Here are some entries; quote each one exactly.

Recorded data:
+-------+

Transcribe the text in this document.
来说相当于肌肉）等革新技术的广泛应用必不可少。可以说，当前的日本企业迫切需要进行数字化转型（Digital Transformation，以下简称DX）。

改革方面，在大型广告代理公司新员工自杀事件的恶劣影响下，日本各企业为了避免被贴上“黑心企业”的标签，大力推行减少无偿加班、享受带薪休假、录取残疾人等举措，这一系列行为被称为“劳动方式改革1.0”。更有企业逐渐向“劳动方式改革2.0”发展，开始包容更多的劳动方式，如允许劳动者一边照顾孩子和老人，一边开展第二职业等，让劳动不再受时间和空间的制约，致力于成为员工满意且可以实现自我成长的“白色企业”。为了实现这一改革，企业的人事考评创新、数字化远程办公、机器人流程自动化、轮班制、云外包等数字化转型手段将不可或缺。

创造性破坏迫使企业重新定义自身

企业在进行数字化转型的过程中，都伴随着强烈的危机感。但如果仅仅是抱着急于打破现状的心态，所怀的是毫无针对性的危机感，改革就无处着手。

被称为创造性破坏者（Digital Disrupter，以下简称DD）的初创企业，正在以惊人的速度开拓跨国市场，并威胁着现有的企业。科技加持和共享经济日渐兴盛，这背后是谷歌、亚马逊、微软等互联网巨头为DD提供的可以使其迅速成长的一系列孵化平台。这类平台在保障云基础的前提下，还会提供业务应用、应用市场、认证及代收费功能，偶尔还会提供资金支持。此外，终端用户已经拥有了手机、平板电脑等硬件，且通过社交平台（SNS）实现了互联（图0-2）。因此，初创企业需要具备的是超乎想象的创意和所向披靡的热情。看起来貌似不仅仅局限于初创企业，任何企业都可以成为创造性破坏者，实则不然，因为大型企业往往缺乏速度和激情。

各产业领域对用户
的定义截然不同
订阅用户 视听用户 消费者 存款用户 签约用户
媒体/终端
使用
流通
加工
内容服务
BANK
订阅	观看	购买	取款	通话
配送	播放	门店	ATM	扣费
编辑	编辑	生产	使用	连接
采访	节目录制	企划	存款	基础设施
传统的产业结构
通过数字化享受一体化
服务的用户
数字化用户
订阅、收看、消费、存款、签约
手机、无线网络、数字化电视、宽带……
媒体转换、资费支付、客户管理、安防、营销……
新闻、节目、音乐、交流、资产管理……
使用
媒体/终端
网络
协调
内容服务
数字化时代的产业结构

+-------+

ANSWER TO THE EXERCISE>
Transcribe the text in this document.
来说相当于肌肉）等革新技术的广泛应用必不可少。可以说，当前的日本企业迫切需要进行数字化转型（Digital Transformation，以下简称DX）。

改革方面，在大型广告代理公司新员工自杀事件的恶劣影响下，日本各企业为了避免被贴上“黑心企业”的标签，大力推行减少无偿加班、享受带薪休假、录取残疾人等举措，这一系列行为被称为“劳动方式改革1.0”。更有企业逐渐向“劳动方式改革2.0”发展，开始包容更多的劳动方式，如允许劳动者一边照顾孩子和老人，一边开展第二职业等，让劳动不再受时间和空间的制约，致力于成为员工满意且可以实现自我成长的“白色企业”。为了实现这一改革，企业的人事考评创新、数字化远程办公、机器人流程自动化、轮班制、云外包等数字化转型手段将不可或缺。

创造性破坏迫使企业重新定义自身

企业在进行数字化转型的过程中，都伴随着强烈的危机感。但如果仅仅是抱着急于打破现状的心态，所怀的是毫无针对性的危机感，改革就无处着手。

被称为创造性破坏者（Digital Disrupter，以下简称DD）的初创企业，正在以惊人的速度开拓跨国市场，并威胁着现有的企业。科技加持和共享经济日渐兴盛，这背后是谷歌、亚马逊、微软等互联网巨头为DD提供的可以使其迅速成长的一系列孵化平台。这类平台在保障云基础的前提下，还会提供业务应用、应用市场、认证及代收费功能，偶尔还会提供资金支持。此外，终端用户已经拥有了手机、平板电脑等硬件，且通过社交平台（SNS）实现了互联（图0-2）。因此，初创企业需要具备的是超乎想象的创意和所向披靡的热情。看起来貌似不仅仅局限于初创企业，任何企业都可以成为创造性破坏者，实则不然，因为大型企业往往缺乏速度和激情。

各产业领域对用户
的定义截然不同
订阅用户 视听用户 消费者 存款用户 签约用户
媒体/终端
使用
流通
加工
内容服务
BANK
订阅	观看	购买	取款	通话
配送	播放	门店	ATM	扣费
编辑	编辑	生产	使用	连接
采访	节目录制	企划	存款	基础设施
传统的产业结构
通过数字化享受一体化
服务的用户
数字化用户
订阅、收看、消费、存款、签约
手机、无线网络、数字化电视、宽带……
媒体转换、资费支付、客户管理、安防、营销……
新闻、节目、音乐、交流、资产管理……
使用
媒体/终端
网络
协调
内容服务
数字化时代的产业结构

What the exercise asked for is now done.